**Saved entries:**
* * *
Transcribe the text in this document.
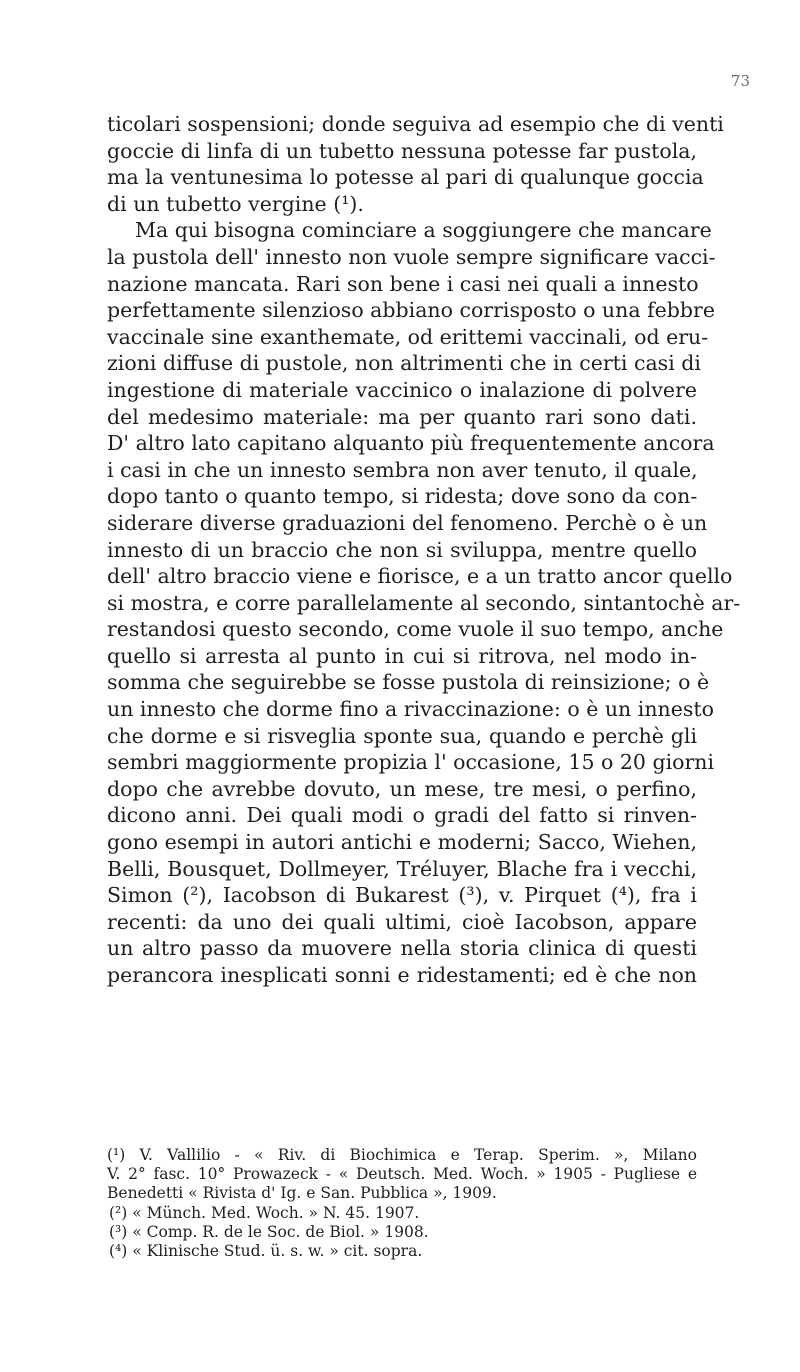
73
ticolari sospensioni; donde seguiva ad esempio che di venti
goccie di linfa di un tubetto nessuna potesse far pustola,
ma la ventunesima lo potesse al pari di qualunque goccia
di un tubetto vergine (¹).
Ma qui bisogna cominciare a soggiungere che mancare
la pustola dell' innesto non vuole sempre significare vacci-
nazione mancata. Rari son bene i casi nei quali a innesto
perfettamente silenzioso abbiano corrisposto o una febbre
vaccinale sine exanthemate, od erittemi vaccinali, od eru-
zioni diffuse di pustole, non altrimenti che in certi casi di
ingestione di materiale vaccinico o inalazione di polvere
del medesimo materiale: ma per quanto rari sono dati.
D' altro lato capitano alquanto più frequentemente ancora
i casi in che un innesto sembra non aver tenuto, il quale,
dopo tanto o quanto tempo, si ridesta; dove sono da con-
siderare diverse graduazioni del fenomeno. Perchè o è un
innesto di un braccio che non si sviluppa, mentre quello
dell' altro braccio viene e fiorisce, e a un tratto ancor quello
si mostra, e corre parallelamente al secondo, sintantochè ar-
restandosi questo secondo, come vuole il suo tempo, anche
quello si arresta al punto in cui si ritrova, nel modo in-
somma che seguirebbe se fosse pustola di reinsizione; o è
un innesto che dorme fino a rivaccinazione: o è un innesto
che dorme e si risveglia sponte sua, quando e perchè gli
sembri maggiormente propizia l' occasione, 15 o 20 giorni
dopo che avrebbe dovuto, un mese, tre mesi, o perfino,
dicono anni. Dei quali modi o gradi del fatto si rinven-
gono esempi in autori antichi e moderni; Sacco, Wiehen,
Belli, Bousquet, Dollmeyer, Tréluyer, Blache fra i vecchi,
Simon (²), Iacobson di Bukarest (³), v. Pirquet (⁴), fra i
recenti: da uno dei quali ultimi, cioè Iacobson, appare
un altro passo da muovere nella storia clinica di questi
perancora inesplicati sonni e ridestamenti; ed è che non
(¹) V. Vallilio - « Riv. di Biochimica e Terap. Sperim. », Milano
V. 2° fasc. 10° Prowazeck - « Deutsch. Med. Woch. » 1905 - Pugliese e
Benedetti « Rivista d' Ig. e San. Pubblica », 1909.
(²) « Münch. Med. Woch. » N. 45. 1907.
(³) « Comp. R. de le Soc. de Biol. » 1908.
(⁴) « Klinische Stud. ü. s. w. » cit. sopra.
* * *
**PROBLEM REQUIREMENTS:**
Using the material above, gather every line that includes "innesto".

**COMPLETE ANSWER:**
la pustola dell' innesto non vuole sempre significare vacci-
nazione mancata. Rari son bene i casi nei quali a innesto
i casi in che un innesto sembra non aver tenuto, il quale,
innesto di un braccio che non si sviluppa, mentre quello
un innesto che dorme fino a rivaccinazione: o è un innesto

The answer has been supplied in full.